Collected data entries
----------------------------------------
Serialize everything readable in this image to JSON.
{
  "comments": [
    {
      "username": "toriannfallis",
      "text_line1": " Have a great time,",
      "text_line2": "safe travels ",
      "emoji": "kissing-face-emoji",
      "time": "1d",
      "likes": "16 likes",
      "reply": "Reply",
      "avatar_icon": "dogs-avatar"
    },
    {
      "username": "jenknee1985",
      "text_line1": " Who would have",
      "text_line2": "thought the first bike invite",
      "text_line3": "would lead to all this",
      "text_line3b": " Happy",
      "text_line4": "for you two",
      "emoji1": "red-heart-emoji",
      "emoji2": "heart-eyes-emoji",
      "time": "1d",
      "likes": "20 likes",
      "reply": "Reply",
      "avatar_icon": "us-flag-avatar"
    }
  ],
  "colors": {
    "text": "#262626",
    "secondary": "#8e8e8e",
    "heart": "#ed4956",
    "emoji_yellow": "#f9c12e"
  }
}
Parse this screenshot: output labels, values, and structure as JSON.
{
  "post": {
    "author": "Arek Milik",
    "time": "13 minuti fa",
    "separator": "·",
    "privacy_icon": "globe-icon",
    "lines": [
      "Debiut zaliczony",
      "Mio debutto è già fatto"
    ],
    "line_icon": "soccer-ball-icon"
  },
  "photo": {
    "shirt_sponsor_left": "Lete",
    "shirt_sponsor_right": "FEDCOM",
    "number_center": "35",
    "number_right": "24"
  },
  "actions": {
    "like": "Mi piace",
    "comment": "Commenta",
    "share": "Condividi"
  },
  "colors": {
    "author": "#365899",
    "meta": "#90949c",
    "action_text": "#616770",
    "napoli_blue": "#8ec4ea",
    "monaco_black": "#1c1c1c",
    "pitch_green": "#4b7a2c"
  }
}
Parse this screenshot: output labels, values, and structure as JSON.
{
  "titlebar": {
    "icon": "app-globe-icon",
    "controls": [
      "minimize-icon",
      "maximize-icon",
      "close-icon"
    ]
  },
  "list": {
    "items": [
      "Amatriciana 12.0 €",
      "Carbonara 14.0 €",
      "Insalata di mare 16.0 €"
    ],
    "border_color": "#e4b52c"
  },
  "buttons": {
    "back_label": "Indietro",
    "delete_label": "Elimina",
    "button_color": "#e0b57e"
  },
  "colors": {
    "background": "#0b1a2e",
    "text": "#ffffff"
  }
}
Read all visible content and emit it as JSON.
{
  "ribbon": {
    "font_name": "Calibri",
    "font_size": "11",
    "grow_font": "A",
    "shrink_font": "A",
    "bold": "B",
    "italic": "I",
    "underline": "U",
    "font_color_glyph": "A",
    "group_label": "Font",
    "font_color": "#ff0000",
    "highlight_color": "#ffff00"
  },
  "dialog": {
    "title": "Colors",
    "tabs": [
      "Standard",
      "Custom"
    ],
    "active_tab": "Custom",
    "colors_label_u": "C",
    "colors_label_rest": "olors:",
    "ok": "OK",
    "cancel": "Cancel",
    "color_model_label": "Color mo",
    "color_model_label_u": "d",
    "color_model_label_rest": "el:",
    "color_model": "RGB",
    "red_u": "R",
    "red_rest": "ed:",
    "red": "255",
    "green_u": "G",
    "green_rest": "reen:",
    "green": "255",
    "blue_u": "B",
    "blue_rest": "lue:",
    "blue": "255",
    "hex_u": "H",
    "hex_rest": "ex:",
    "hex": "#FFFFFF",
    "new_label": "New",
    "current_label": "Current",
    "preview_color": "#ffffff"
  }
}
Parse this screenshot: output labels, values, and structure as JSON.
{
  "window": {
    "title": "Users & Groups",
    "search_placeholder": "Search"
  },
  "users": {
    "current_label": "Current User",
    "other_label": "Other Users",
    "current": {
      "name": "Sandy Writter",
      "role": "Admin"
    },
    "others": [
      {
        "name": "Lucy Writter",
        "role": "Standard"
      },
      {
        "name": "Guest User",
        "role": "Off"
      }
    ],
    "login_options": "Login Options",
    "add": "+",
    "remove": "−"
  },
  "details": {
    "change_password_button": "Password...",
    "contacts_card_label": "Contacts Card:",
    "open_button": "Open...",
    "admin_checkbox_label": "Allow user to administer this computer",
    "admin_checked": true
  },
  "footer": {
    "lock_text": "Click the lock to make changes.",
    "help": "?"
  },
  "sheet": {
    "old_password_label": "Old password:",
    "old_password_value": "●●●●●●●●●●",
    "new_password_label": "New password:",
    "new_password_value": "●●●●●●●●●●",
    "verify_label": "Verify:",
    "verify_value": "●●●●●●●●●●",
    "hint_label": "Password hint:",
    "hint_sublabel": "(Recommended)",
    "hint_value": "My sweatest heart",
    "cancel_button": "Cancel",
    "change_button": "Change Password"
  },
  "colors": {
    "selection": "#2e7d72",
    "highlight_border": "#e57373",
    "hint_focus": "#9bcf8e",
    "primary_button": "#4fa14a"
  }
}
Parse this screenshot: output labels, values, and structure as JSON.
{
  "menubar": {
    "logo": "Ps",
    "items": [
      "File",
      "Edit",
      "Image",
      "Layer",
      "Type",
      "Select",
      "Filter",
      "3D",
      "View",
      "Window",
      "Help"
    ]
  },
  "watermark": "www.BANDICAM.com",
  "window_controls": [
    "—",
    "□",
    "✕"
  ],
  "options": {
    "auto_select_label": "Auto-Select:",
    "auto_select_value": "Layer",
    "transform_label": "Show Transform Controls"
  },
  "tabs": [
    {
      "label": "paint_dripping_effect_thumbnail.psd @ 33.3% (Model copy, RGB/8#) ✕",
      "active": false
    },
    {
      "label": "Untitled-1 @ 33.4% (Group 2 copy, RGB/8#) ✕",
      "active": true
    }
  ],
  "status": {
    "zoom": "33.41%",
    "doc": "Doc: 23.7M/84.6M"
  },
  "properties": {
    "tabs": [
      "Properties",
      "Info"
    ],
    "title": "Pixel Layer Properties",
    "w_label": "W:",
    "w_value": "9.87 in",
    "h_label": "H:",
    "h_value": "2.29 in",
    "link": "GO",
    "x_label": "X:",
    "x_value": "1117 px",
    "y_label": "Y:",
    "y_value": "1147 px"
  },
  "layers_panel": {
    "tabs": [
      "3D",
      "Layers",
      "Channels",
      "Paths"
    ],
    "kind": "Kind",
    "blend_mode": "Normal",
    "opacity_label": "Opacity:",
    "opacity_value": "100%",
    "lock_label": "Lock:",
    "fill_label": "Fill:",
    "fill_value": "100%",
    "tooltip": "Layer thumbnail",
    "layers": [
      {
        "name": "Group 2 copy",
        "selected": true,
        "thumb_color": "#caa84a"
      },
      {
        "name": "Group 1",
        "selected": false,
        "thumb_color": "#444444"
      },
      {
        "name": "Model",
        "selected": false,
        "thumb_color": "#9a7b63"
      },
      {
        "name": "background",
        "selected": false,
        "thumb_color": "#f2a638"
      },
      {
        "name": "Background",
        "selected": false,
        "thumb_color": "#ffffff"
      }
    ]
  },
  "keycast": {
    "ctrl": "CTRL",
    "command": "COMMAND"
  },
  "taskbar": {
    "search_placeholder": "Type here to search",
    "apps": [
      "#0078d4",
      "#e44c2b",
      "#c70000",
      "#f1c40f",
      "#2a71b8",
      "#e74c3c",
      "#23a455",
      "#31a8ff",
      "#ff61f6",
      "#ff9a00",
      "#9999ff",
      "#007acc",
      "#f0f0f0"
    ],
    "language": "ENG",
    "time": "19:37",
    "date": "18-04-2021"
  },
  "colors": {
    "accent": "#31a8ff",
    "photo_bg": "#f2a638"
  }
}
----------------------------------------
* **What is asked**:
Please repeat the listing above in full and exactly.

* **Answer to this task**:
Serialize everything readable in this image to JSON.
{
  "comments": [
    {
      "username": "toriannfallis",
      "text_line1": " Have a great time,",
      "text_line2": "safe travels ",
      "emoji": "kissing-face-emoji",
      "time": "1d",
      "likes": "16 likes",
      "reply": "Reply",
      "avatar_icon": "dogs-avatar"
    },
    {
      "username": "jenknee1985",
      "text_line1": " Who would have",
      "text_line2": "thought the first bike invite",
      "text_line3": "would lead to all this",
      "text_line3b": " Happy",
      "text_line4": "for you two",
      "emoji1": "red-heart-emoji",
      "emoji2": "heart-eyes-emoji",
      "time": "1d",
      "likes": "20 likes",
      "reply": "Reply",
      "avatar_icon": "us-flag-avatar"
    }
  ],
  "colors": {
    "text": "#262626",
    "secondary": "#8e8e8e",
    "heart": "#ed4956",
    "emoji_yellow": "#f9c12e"
  }
}
Parse this screenshot: output labels, values, and structure as JSON.
{
  "post": {
    "author": "Arek Milik",
    "time": "13 minuti fa",
    "separator": "·",
    "privacy_icon": "globe-icon",
    "lines": [
      "Debiut zaliczony",
      "Mio debutto è già fatto"
    ],
    "line_icon": "soccer-ball-icon"
  },
  "photo": {
    "shirt_sponsor_left": "Lete",
    "shirt_sponsor_right": "FEDCOM",
    "number_center": "35",
    "number_right": "24"
  },
  "actions": {
    "like": "Mi piace",
    "comment": "Commenta",
    "share": "Condividi"
  },
  "colors": {
    "author": "#365899",
    "meta": "#90949c",
    "action_text": "#616770",
    "napoli_blue": "#8ec4ea",
    "monaco_black": "#1c1c1c",
    "pitch_green": "#4b7a2c"
  }
}
Parse this screenshot: output labels, values, and structure as JSON.
{
  "titlebar": {
    "icon": "app-globe-icon",
    "controls": [
      "minimize-icon",
      "maximize-icon",
      "close-icon"
    ]
  },
  "list": {
    "items": [
      "Amatriciana 12.0 €",
      "Carbonara 14.0 €",
      "Insalata di mare 16.0 €"
    ],
    "border_color": "#e4b52c"
  },
  "buttons": {
    "back_label": "Indietro",
    "delete_label": "Elimina",
    "button_color": "#e0b57e"
  },
  "colors": {
    "background": "#0b1a2e",
    "text": "#ffffff"
  }
}
Read all visible content and emit it as JSON.
{
  "ribbon": {
    "font_name": "Calibri",
    "font_size": "11",
    "grow_font": "A",
    "shrink_font": "A",
    "bold": "B",
    "italic": "I",
    "underline": "U",
    "font_color_glyph": "A",
    "group_label": "Font",
    "font_color": "#ff0000",
    "highlight_color": "#ffff00"
  },
  "dialog": {
    "title": "Colors",
    "tabs": [
      "Standard",
      "Custom"
    ],
    "active_tab": "Custom",
    "colors_label_u": "C",
    "colors_label_rest": "olors:",
    "ok": "OK",
    "cancel": "Cancel",
    "color_model_label": "Color mo",
    "color_model_label_u": "d",
    "color_model_label_rest": "el:",
    "color_model": "RGB",
    "red_u": "R",
    "red_rest": "ed:",
    "red": "255",
    "green_u": "G",
    "green_rest": "reen:",
    "green": "255",
    "blue_u": "B",
    "blue_rest": "lue:",
    "blue": "255",
    "hex_u": "H",
    "hex_rest": "ex:",
    "hex": "#FFFFFF",
    "new_label": "New",
    "current_label": "Current",
    "preview_color": "#ffffff"
  }
}
Parse this screenshot: output labels, values, and structure as JSON.
{
  "window": {
    "title": "Users & Groups",
    "search_placeholder": "Search"
  },
  "users": {
    "current_label": "Current User",
    "other_label": "Other Users",
    "current": {
      "name": "Sandy Writter",
      "role": "Admin"
    },
    "others": [
      {
        "name": "Lucy Writter",
        "role": "Standard"
      },
      {
        "name": "Guest User",
        "role": "Off"
      }
    ],
    "login_options": "Login Options",
    "add": "+",
    "remove": "−"
  },
  "details": {
    "change_password_button": "Password...",
    "contacts_card_label": "Contacts Card:",
    "open_button": "Open...",
    "admin_checkbox_label": "Allow user to administer this computer",
    "admin_checked": true
  },
  "footer": {
    "lock_text": "Click the lock to make changes.",
    "help": "?"
  },
  "sheet": {
    "old_password_label": "Old password:",
    "old_password_value": "●●●●●●●●●●",
    "new_password_label": "New password:",
    "new_password_value": "●●●●●●●●●●",
    "verify_label": "Verify:",
    "verify_value": "●●●●●●●●●●",
    "hint_label": "Password hint:",
    "hint_sublabel": "(Recommended)",
    "hint_value": "My sweatest heart",
    "cancel_button": "Cancel",
    "change_button": "Change Password"
  },
  "colors": {
    "selection": "#2e7d72",
    "highlight_border": "#e57373",
    "hint_focus": "#9bcf8e",
    "primary_button": "#4fa14a"
  }
}
Parse this screenshot: output labels, values, and structure as JSON.
{
  "menubar": {
    "logo": "Ps",
    "items": [
      "File",
      "Edit",
      "Image",
      "Layer",
      "Type",
      "Select",
      "Filter",
      "3D",
      "View",
      "Window",
      "Help"
    ]
  },
  "watermark": "www.BANDICAM.com",
  "window_controls": [
    "—",
    "□",
    "✕"
  ],
  "options": {
    "auto_select_label": "Auto-Select:",
    "auto_select_value": "Layer",
    "transform_label": "Show Transform Controls"
  },
  "tabs": [
    {
      "label": "paint_dripping_effect_thumbnail.psd @ 33.3% (Model copy, RGB/8#) ✕",
      "active": false
    },
    {
      "label": "Untitled-1 @ 33.4% (Group 2 copy, RGB/8#) ✕",
      "active": true
    }
  ],
  "status": {
    "zoom": "33.41%",
    "doc": "Doc: 23.7M/84.6M"
  },
  "properties": {
    "tabs": [
      "Properties",
      "Info"
    ],
    "title": "Pixel Layer Properties",
    "w_label": "W:",
    "w_value": "9.87 in",
    "h_label": "H:",
    "h_value": "2.29 in",
    "link": "GO",
    "x_label": "X:",
    "x_value": "1117 px",
    "y_label": "Y:",
    "y_value": "1147 px"
  },
  "layers_panel": {
    "tabs": [
      "3D",
      "Layers",
      "Channels",
      "Paths"
    ],
    "kind": "Kind",
    "blend_mode": "Normal",
    "opacity_label": "Opacity:",
    "opacity_value": "100%",
    "lock_label": "Lock:",
    "fill_label": "Fill:",
    "fill_value": "100%",
    "tooltip": "Layer thumbnail",
    "layers": [
      {
        "name": "Group 2 copy",
        "selected": true,
        "thumb_color": "#caa84a"
      },
      {
        "name": "Group 1",
        "selected": false,
        "thumb_color": "#444444"
      },
      {
        "name": "Model",
        "selected": false,
        "thumb_color": "#9a7b63"
      },
      {
        "name": "background",
        "selected": false,
        "thumb_color": "#f2a638"
      },
      {
        "name": "Background",
        "selected": false,
        "thumb_color": "#ffffff"
      }
    ]
  },
  "keycast": {
    "ctrl": "CTRL",
    "command": "COMMAND"
  },
  "taskbar": {
    "search_placeholder": "Type here to search",
    "apps": [
      "#0078d4",
      "#e44c2b",
      "#c70000",
      "#f1c40f",
      "#2a71b8",
      "#e74c3c",
      "#23a455",
      "#31a8ff",
      "#ff61f6",
      "#ff9a00",
      "#9999ff",
      "#007acc",
      "#f0f0f0"
    ],
    "language": "ENG",
    "time": "19:37",
    "date": "18-04-2021"
  },
  "colors": {
    "accent": "#31a8ff",
    "photo_bg": "#f2a638"
  }
}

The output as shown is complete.